---- EXERCISE INPUTS

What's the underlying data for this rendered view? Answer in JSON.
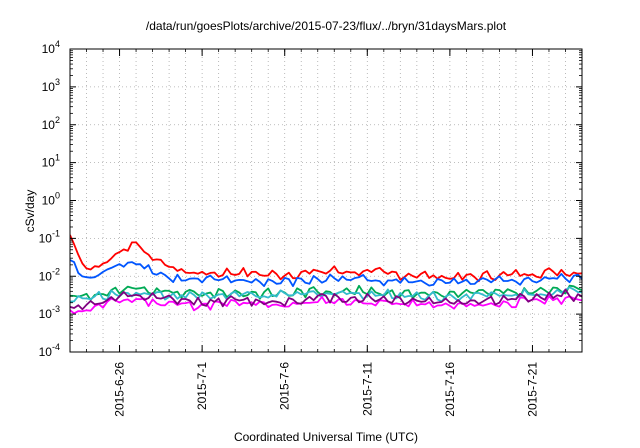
{
  "chart_data": {
    "type": "line",
    "title": "/data/run/goesPlots/archive/2015-07-23/flux/../bryn/31daysMars.plot",
    "xlabel": "Coordinated Universal Time (UTC)",
    "ylabel": "cSv/day",
    "y_scale": "log",
    "ylim": [
      0.0001,
      10000
    ],
    "xlim": [
      "2015-06-23",
      "2015-07-24"
    ],
    "grid": true,
    "legend": "none",
    "y_ticks": [
      {
        "value": 0.0001,
        "base": "10",
        "exp": "-4"
      },
      {
        "value": 0.001,
        "base": "10",
        "exp": "-3"
      },
      {
        "value": 0.01,
        "base": "10",
        "exp": "-2"
      },
      {
        "value": 0.1,
        "base": "10",
        "exp": "-1"
      },
      {
        "value": 1,
        "base": "10",
        "exp": "0"
      },
      {
        "value": 10,
        "base": "10",
        "exp": "1"
      },
      {
        "value": 100,
        "base": "10",
        "exp": "2"
      },
      {
        "value": 1000,
        "base": "10",
        "exp": "3"
      },
      {
        "value": 10000,
        "base": "10",
        "exp": "4"
      }
    ],
    "x_ticks": [
      {
        "date": "2015-06-26",
        "label": "2015-6-26"
      },
      {
        "date": "2015-07-01",
        "label": "2015-7-1"
      },
      {
        "date": "2015-07-06",
        "label": "2015-7-6"
      },
      {
        "date": "2015-07-11",
        "label": "2015-7-11"
      },
      {
        "date": "2015-07-16",
        "label": "2015-7-16"
      },
      {
        "date": "2015-07-21",
        "label": "2015-7-21"
      }
    ],
    "x": [
      "2015-06-23",
      "2015-06-24",
      "2015-06-25",
      "2015-06-26",
      "2015-06-27",
      "2015-06-28",
      "2015-06-29",
      "2015-06-30",
      "2015-07-01",
      "2015-07-02",
      "2015-07-03",
      "2015-07-04",
      "2015-07-05",
      "2015-07-06",
      "2015-07-07",
      "2015-07-08",
      "2015-07-09",
      "2015-07-10",
      "2015-07-11",
      "2015-07-12",
      "2015-07-13",
      "2015-07-14",
      "2015-07-15",
      "2015-07-16",
      "2015-07-17",
      "2015-07-18",
      "2015-07-19",
      "2015-07-20",
      "2015-07-21",
      "2015-07-22",
      "2015-07-23",
      "2015-07-24"
    ],
    "series": [
      {
        "color": "#ff0000",
        "values": [
          0.12,
          0.015,
          0.02,
          0.045,
          0.08,
          0.03,
          0.018,
          0.013,
          0.012,
          0.012,
          0.013,
          0.012,
          0.011,
          0.011,
          0.012,
          0.013,
          0.014,
          0.013,
          0.013,
          0.012,
          0.011,
          0.011,
          0.01,
          0.0095,
          0.0095,
          0.01,
          0.011,
          0.011,
          0.012,
          0.013,
          0.013,
          0.012
        ]
      },
      {
        "color": "#0055ff",
        "values": [
          0.025,
          0.008,
          0.012,
          0.022,
          0.025,
          0.014,
          0.009,
          0.008,
          0.0075,
          0.008,
          0.008,
          0.0075,
          0.007,
          0.007,
          0.0075,
          0.008,
          0.009,
          0.0085,
          0.0085,
          0.008,
          0.0075,
          0.007,
          0.0068,
          0.0065,
          0.0065,
          0.007,
          0.0072,
          0.0075,
          0.008,
          0.0085,
          0.009,
          0.0085
        ]
      },
      {
        "color": "#00aa55",
        "values": [
          0.003,
          0.003,
          0.0035,
          0.004,
          0.0045,
          0.004,
          0.0038,
          0.0035,
          0.0035,
          0.0036,
          0.0037,
          0.0036,
          0.0035,
          0.0036,
          0.0038,
          0.004,
          0.0042,
          0.004,
          0.004,
          0.0038,
          0.0037,
          0.0036,
          0.0035,
          0.0034,
          0.0035,
          0.0036,
          0.0037,
          0.0038,
          0.004,
          0.0042,
          0.0045,
          0.0043
        ]
      },
      {
        "color": "#33bbcc",
        "values": [
          0.0025,
          0.0025,
          0.003,
          0.0035,
          0.0038,
          0.0034,
          0.0032,
          0.003,
          0.003,
          0.0031,
          0.0032,
          0.0031,
          0.003,
          0.0031,
          0.0033,
          0.0035,
          0.0037,
          0.0035,
          0.0035,
          0.0033,
          0.0032,
          0.0031,
          0.003,
          0.0029,
          0.003,
          0.0031,
          0.0032,
          0.0033,
          0.0035,
          0.0037,
          0.004,
          0.0038
        ]
      },
      {
        "color": "#ff00ff",
        "values": [
          0.0012,
          0.0013,
          0.0018,
          0.0022,
          0.0025,
          0.0021,
          0.0019,
          0.0018,
          0.0017,
          0.0018,
          0.0019,
          0.0018,
          0.0017,
          0.0018,
          0.0019,
          0.0021,
          0.0023,
          0.0021,
          0.0021,
          0.002,
          0.0019,
          0.0018,
          0.0017,
          0.0016,
          0.0017,
          0.0018,
          0.0019,
          0.002,
          0.0022,
          0.0024,
          0.0026,
          0.0023
        ]
      },
      {
        "color": "#800080",
        "values": [
          0.0016,
          0.0017,
          0.0022,
          0.0027,
          0.003,
          0.0026,
          0.0024,
          0.0022,
          0.0021,
          0.0022,
          0.0023,
          0.0022,
          0.0021,
          0.0022,
          0.0024,
          0.0026,
          0.0028,
          0.0026,
          0.0026,
          0.0025,
          0.0024,
          0.0023,
          0.0022,
          0.0021,
          0.0022,
          0.0023,
          0.0024,
          0.0025,
          0.0027,
          0.0029,
          0.0032,
          0.0029
        ]
      }
    ]
  }
}
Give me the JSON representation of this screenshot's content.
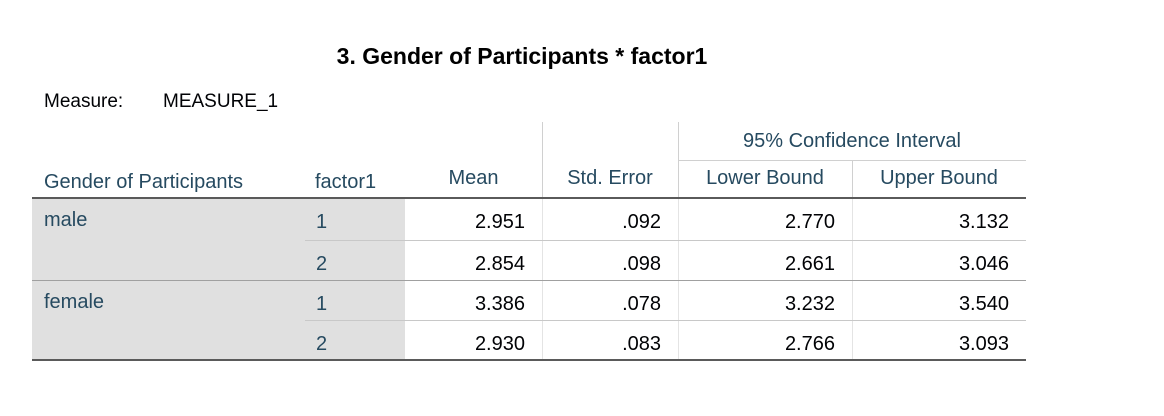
{
  "title": "3. Gender of Participants * factor1",
  "measure": {
    "label": "Measure:",
    "value": "MEASURE_1"
  },
  "table": {
    "span_header": "95% Confidence Interval",
    "columns": [
      "Gender of Participants",
      "factor1",
      "Mean",
      "Std. Error",
      "Lower Bound",
      "Upper Bound"
    ],
    "groups": [
      {
        "label": "male",
        "rows": [
          [
            "1",
            "2.951",
            ".092",
            "2.770",
            "3.132"
          ],
          [
            "2",
            "2.854",
            ".098",
            "2.661",
            "3.046"
          ]
        ]
      },
      {
        "label": "female",
        "rows": [
          [
            "1",
            "3.386",
            ".078",
            "3.232",
            "3.540"
          ],
          [
            "2",
            "2.930",
            ".083",
            "2.766",
            "3.093"
          ]
        ]
      }
    ]
  }
}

--------

#### [TASK TO COMPLETE]
Every record gets retyped exactly; no picture goes into the copy.

#### [COMPLETE ANSWER]
What's the underlying data for this rendered view? Answer in JSON.
{
  "chart_data": {
    "type": "line",
    "title": "/data/run/goesPlots/archive/2015-07-23/flux/../bryn/31daysMars.plot",
    "xlabel": "Coordinated Universal Time (UTC)",
    "ylabel": "cSv/day",
    "y_scale": "log",
    "ylim": [
      0.0001,
      10000
    ],
    "xlim": [
      "2015-06-23",
      "2015-07-24"
    ],
    "grid": true,
    "legend": "none",
    "y_ticks": [
      {
        "value": 0.0001,
        "base": "10",
        "exp": "-4"
      },
      {
        "value": 0.001,
        "base": "10",
        "exp": "-3"
      },
      {
        "value": 0.01,
        "base": "10",
        "exp": "-2"
      },
      {
        "value": 0.1,
        "base": "10",
        "exp": "-1"
      },
      {
        "value": 1,
        "base": "10",
        "exp": "0"
      },
      {
        "value": 10,
        "base": "10",
        "exp": "1"
      },
      {
        "value": 100,
        "base": "10",
        "exp": "2"
      },
      {
        "value": 1000,
        "base": "10",
        "exp": "3"
      },
      {
        "value": 10000,
        "base": "10",
        "exp": "4"
      }
    ],
    "x_ticks": [
      {
        "date": "2015-06-26",
        "label": "2015-6-26"
      },
      {
        "date": "2015-07-01",
        "label": "2015-7-1"
      },
      {
        "date": "2015-07-06",
        "label": "2015-7-6"
      },
      {
        "date": "2015-07-11",
        "label": "2015-7-11"
      },
      {
        "date": "2015-07-16",
        "label": "2015-7-16"
      },
      {
        "date": "2015-07-21",
        "label": "2015-7-21"
      }
    ],
    "x": [
      "2015-06-23",
      "2015-06-24",
      "2015-06-25",
      "2015-06-26",
      "2015-06-27",
      "2015-06-28",
      "2015-06-29",
      "2015-06-30",
      "2015-07-01",
      "2015-07-02",
      "2015-07-03",
      "2015-07-04",
      "2015-07-05",
      "2015-07-06",
      "2015-07-07",
      "2015-07-08",
      "2015-07-09",
      "2015-07-10",
      "2015-07-11",
      "2015-07-12",
      "2015-07-13",
      "2015-07-14",
      "2015-07-15",
      "2015-07-16",
      "2015-07-17",
      "2015-07-18",
      "2015-07-19",
      "2015-07-20",
      "2015-07-21",
      "2015-07-22",
      "2015-07-23",
      "2015-07-24"
    ],
    "series": [
      {
        "color": "#ff0000",
        "values": [
          0.12,
          0.015,
          0.02,
          0.045,
          0.08,
          0.03,
          0.018,
          0.013,
          0.012,
          0.012,
          0.013,
          0.012,
          0.011,
          0.011,
          0.012,
          0.013,
          0.014,
          0.013,
          0.013,
          0.012,
          0.011,
          0.011,
          0.01,
          0.0095,
          0.0095,
          0.01,
          0.011,
          0.011,
          0.012,
          0.013,
          0.013,
          0.012
        ]
      },
      {
        "color": "#0055ff",
        "values": [
          0.025,
          0.008,
          0.012,
          0.022,
          0.025,
          0.014,
          0.009,
          0.008,
          0.0075,
          0.008,
          0.008,
          0.0075,
          0.007,
          0.007,
          0.0075,
          0.008,
          0.009,
          0.0085,
          0.0085,
          0.008,
          0.0075,
          0.007,
          0.0068,
          0.0065,
          0.0065,
          0.007,
          0.0072,
          0.0075,
          0.008,
          0.0085,
          0.009,
          0.0085
        ]
      },
      {
        "color": "#00aa55",
        "values": [
          0.003,
          0.003,
          0.0035,
          0.004,
          0.0045,
          0.004,
          0.0038,
          0.0035,
          0.0035,
          0.0036,
          0.0037,
          0.0036,
          0.0035,
          0.0036,
          0.0038,
          0.004,
          0.0042,
          0.004,
          0.004,
          0.0038,
          0.0037,
          0.0036,
          0.0035,
          0.0034,
          0.0035,
          0.0036,
          0.0037,
          0.0038,
          0.004,
          0.0042,
          0.0045,
          0.0043
        ]
      },
      {
        "color": "#33bbcc",
        "values": [
          0.0025,
          0.0025,
          0.003,
          0.0035,
          0.0038,
          0.0034,
          0.0032,
          0.003,
          0.003,
          0.0031,
          0.0032,
          0.0031,
          0.003,
          0.0031,
          0.0033,
          0.0035,
          0.0037,
          0.0035,
          0.0035,
          0.0033,
          0.0032,
          0.0031,
          0.003,
          0.0029,
          0.003,
          0.0031,
          0.0032,
          0.0033,
          0.0035,
          0.0037,
          0.004,
          0.0038
        ]
      },
      {
        "color": "#ff00ff",
        "values": [
          0.0012,
          0.0013,
          0.0018,
          0.0022,
          0.0025,
          0.0021,
          0.0019,
          0.0018,
          0.0017,
          0.0018,
          0.0019,
          0.0018,
          0.0017,
          0.0018,
          0.0019,
          0.0021,
          0.0023,
          0.0021,
          0.0021,
          0.002,
          0.0019,
          0.0018,
          0.0017,
          0.0016,
          0.0017,
          0.0018,
          0.0019,
          0.002,
          0.0022,
          0.0024,
          0.0026,
          0.0023
        ]
      },
      {
        "color": "#800080",
        "values": [
          0.0016,
          0.0017,
          0.0022,
          0.0027,
          0.003,
          0.0026,
          0.0024,
          0.0022,
          0.0021,
          0.0022,
          0.0023,
          0.0022,
          0.0021,
          0.0022,
          0.0024,
          0.0026,
          0.0028,
          0.0026,
          0.0026,
          0.0025,
          0.0024,
          0.0023,
          0.0022,
          0.0021,
          0.0022,
          0.0023,
          0.0024,
          0.0025,
          0.0027,
          0.0029,
          0.0032,
          0.0029
        ]
      }
    ]
  }
}
Give me the JSON representation of this screenshot's content.
{
  "title": "3. Gender of Participants * factor1",
  "measure": {
    "label": "Measure:",
    "value": "MEASURE_1"
  },
  "table": {
    "span_header": "95% Confidence Interval",
    "columns": [
      "Gender of Participants",
      "factor1",
      "Mean",
      "Std. Error",
      "Lower Bound",
      "Upper Bound"
    ],
    "groups": [
      {
        "label": "male",
        "rows": [
          [
            "1",
            "2.951",
            ".092",
            "2.770",
            "3.132"
          ],
          [
            "2",
            "2.854",
            ".098",
            "2.661",
            "3.046"
          ]
        ]
      },
      {
        "label": "female",
        "rows": [
          [
            "1",
            "3.386",
            ".078",
            "3.232",
            "3.540"
          ],
          [
            "2",
            "2.930",
            ".083",
            "2.766",
            "3.093"
          ]
        ]
      }
    ]
  }
}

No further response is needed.